### Task details
Within this material, how many lines have the string "JSON" in them? The answer is a number, with nothing added.

Dataset listings of figures:
┄┄┄┄┄┄┄┄┄┄
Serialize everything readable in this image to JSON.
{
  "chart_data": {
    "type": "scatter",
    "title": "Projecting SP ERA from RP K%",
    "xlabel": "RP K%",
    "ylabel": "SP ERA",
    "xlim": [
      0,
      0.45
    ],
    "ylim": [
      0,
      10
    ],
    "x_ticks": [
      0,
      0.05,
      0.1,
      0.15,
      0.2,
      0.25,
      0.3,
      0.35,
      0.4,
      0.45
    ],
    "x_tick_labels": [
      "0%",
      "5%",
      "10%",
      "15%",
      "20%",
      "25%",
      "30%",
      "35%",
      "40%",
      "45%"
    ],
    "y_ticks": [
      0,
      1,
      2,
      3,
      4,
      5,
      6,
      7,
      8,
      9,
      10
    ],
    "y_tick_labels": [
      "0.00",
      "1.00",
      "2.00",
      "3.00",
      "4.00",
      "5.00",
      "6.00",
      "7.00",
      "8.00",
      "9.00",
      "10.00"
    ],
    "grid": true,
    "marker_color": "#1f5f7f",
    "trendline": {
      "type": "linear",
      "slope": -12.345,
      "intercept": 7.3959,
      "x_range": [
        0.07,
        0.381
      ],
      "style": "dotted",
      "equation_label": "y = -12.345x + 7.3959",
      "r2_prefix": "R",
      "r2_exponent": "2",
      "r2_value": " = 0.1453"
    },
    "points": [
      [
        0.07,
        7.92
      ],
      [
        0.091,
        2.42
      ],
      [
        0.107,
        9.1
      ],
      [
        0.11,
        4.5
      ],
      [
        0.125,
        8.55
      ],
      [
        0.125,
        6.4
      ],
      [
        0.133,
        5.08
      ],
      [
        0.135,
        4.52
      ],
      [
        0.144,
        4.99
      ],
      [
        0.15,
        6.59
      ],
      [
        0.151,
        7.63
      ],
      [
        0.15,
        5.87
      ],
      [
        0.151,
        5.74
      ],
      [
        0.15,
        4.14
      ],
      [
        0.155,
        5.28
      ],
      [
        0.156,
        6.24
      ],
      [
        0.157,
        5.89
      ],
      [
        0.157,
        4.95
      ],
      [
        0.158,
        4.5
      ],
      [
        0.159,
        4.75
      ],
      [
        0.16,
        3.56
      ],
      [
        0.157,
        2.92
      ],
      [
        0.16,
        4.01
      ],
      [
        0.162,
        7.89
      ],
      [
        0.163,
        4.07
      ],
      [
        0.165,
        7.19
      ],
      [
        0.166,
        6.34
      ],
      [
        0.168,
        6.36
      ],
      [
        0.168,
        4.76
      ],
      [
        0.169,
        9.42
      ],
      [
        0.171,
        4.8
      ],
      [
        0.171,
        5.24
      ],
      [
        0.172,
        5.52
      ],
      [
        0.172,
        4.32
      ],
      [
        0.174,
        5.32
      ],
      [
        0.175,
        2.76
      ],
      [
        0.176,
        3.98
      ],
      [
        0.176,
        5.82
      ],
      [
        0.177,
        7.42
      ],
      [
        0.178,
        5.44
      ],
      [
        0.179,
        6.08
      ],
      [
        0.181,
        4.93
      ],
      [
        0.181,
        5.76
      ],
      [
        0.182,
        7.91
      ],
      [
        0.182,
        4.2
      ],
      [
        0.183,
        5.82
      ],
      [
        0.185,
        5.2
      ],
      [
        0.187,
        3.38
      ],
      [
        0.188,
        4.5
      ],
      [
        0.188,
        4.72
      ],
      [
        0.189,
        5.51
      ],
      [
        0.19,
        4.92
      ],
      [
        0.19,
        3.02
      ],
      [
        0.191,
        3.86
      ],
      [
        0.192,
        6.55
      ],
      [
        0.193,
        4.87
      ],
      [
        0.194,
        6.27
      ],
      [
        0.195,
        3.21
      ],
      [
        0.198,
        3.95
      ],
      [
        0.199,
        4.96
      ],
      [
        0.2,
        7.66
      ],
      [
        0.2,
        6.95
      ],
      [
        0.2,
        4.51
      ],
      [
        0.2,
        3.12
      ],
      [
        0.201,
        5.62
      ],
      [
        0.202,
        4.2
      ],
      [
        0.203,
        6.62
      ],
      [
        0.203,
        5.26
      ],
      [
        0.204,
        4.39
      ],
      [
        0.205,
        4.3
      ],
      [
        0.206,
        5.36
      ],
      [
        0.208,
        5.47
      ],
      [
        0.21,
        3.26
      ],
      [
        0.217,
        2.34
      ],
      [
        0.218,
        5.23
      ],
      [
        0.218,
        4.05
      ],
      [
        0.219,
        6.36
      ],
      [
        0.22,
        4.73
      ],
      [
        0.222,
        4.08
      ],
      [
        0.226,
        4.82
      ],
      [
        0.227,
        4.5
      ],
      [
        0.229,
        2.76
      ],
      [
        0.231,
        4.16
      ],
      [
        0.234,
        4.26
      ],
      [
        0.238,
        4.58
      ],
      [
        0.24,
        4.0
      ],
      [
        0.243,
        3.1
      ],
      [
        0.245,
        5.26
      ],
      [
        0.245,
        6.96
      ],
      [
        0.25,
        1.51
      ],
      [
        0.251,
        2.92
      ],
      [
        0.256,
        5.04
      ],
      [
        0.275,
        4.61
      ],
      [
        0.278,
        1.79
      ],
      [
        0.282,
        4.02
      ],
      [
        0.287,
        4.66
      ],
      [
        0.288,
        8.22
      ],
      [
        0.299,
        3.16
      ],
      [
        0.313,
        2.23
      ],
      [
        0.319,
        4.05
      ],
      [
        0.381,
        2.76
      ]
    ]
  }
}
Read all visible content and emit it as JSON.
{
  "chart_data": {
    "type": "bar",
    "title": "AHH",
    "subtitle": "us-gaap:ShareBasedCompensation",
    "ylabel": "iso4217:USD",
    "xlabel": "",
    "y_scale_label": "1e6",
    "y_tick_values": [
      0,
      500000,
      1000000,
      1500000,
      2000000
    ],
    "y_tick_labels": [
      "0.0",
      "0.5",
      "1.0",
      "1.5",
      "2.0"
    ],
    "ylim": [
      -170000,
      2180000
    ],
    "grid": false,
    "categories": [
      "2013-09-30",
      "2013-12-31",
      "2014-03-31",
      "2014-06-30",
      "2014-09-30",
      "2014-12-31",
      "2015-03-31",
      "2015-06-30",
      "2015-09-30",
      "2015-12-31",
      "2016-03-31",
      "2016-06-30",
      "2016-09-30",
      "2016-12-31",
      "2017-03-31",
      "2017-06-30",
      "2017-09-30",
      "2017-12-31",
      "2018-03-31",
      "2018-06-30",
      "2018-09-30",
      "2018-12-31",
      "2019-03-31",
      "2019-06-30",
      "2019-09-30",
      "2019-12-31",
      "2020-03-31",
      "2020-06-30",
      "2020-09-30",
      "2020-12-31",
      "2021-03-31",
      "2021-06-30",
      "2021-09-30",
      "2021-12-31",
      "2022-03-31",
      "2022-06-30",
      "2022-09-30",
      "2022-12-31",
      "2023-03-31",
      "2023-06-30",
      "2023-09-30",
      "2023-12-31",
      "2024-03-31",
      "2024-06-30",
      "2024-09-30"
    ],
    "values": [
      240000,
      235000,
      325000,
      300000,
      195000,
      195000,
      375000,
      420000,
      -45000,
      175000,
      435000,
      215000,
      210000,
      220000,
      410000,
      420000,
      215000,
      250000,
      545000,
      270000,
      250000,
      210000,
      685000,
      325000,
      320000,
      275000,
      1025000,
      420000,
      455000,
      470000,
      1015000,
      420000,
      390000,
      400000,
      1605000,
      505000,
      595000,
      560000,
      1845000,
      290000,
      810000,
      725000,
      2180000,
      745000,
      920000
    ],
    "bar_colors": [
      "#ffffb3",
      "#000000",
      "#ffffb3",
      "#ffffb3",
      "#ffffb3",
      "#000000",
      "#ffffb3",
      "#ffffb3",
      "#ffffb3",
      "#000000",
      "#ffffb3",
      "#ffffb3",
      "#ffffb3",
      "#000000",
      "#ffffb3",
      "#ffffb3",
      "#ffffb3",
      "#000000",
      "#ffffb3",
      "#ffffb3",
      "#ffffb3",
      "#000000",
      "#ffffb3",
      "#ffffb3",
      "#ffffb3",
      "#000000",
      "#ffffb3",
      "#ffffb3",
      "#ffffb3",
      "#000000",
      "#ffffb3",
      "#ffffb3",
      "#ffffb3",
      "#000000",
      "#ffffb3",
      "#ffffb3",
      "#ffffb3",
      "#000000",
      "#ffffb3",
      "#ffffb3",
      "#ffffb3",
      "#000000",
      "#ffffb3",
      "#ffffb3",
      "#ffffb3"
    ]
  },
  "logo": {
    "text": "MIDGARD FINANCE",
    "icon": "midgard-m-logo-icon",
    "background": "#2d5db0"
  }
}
┄┄┄┄┄┄┄┄┄┄
### Response for this exercise
2